Stated task:
Please express the listing as a JSON array of strings, one per line. Begin at its first line, end with the line containing "- section-heading: Ortskurve" (include both), and skip blank lines.

Given records:

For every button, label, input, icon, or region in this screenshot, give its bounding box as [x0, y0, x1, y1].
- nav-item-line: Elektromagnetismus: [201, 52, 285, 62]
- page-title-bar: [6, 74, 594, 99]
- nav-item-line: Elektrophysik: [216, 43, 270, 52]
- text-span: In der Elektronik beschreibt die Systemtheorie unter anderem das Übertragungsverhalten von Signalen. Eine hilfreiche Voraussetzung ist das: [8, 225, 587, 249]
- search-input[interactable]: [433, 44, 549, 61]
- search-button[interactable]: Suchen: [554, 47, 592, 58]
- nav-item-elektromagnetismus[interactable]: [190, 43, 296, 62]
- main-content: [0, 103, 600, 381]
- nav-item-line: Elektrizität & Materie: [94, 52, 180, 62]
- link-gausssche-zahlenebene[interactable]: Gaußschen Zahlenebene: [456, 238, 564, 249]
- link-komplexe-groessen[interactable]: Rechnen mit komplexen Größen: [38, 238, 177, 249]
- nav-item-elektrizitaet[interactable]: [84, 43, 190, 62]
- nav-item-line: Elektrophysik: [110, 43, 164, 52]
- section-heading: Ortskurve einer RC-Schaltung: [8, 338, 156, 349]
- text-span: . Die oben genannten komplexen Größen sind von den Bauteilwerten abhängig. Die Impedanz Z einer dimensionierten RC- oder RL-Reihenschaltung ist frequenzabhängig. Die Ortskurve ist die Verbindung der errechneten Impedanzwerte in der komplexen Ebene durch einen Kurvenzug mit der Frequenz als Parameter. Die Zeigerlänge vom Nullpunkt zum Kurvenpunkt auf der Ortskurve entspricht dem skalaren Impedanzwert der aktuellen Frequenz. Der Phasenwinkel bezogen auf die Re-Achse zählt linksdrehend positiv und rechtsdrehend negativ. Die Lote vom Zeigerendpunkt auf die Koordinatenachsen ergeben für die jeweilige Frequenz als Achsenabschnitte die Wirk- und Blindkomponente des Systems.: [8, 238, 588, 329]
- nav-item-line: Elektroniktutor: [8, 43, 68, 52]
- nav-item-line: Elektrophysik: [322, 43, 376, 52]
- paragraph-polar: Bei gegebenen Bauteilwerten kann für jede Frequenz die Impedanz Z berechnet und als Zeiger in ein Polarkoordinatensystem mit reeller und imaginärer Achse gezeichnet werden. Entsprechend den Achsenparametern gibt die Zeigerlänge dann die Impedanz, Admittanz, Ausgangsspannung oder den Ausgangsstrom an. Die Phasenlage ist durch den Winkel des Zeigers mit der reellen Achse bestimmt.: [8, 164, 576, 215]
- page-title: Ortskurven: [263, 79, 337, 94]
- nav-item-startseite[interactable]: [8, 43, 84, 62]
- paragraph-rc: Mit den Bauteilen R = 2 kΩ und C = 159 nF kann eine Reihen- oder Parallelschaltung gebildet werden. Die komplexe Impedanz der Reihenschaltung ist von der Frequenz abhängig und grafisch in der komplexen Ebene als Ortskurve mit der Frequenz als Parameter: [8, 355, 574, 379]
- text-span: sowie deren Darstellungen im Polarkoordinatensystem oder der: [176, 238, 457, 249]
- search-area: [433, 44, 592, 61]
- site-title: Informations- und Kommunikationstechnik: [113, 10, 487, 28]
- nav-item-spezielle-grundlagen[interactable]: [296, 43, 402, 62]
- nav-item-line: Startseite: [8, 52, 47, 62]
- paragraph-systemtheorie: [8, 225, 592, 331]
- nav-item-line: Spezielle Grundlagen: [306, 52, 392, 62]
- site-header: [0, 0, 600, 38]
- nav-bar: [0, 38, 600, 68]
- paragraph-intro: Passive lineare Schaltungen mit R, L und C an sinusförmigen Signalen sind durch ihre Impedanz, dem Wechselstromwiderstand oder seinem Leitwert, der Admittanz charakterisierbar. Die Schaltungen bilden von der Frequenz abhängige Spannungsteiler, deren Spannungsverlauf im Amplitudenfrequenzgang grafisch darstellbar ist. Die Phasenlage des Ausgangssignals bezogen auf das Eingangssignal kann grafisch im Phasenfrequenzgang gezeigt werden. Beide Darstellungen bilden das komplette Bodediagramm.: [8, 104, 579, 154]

Exercise solution:
[
  "For every button, label, input, icon, or region in this screenshot, give its bounding box as [x0, y0, x1, y1].",
  "- nav-item-line: Elektromagnetismus: [201, 52, 285, 62]",
  "- page-title-bar: [6, 74, 594, 99]",
  "- nav-item-line: Elektrophysik: [216, 43, 270, 52]",
  "- text-span: In der Elektronik beschreibt die Systemtheorie unter anderem das Übertragungsverhalten von Signalen. Eine hilfreiche Voraussetzung ist das: [8, 225, 587, 249]",
  "- search-input[interactable]: [433, 44, 549, 61]",
  "- search-button[interactable]: Suchen: [554, 47, 592, 58]",
  "- nav-item-elektromagnetismus[interactable]: [190, 43, 296, 62]",
  "- main-content: [0, 103, 600, 381]",
  "- nav-item-line: Elektrizität & Materie: [94, 52, 180, 62]",
  "- link-gausssche-zahlenebene[interactable]: Gaußschen Zahlenebene: [456, 238, 564, 249]",
  "- link-komplexe-groessen[interactable]: Rechnen mit komplexen Größen: [38, 238, 177, 249]",
  "- nav-item-elektrizitaet[interactable]: [84, 43, 190, 62]",
  "- nav-item-line: Elektrophysik: [110, 43, 164, 52]",
  "- section-heading: Ortskurve einer RC-Schaltung: [8, 338, 156, 349]"
]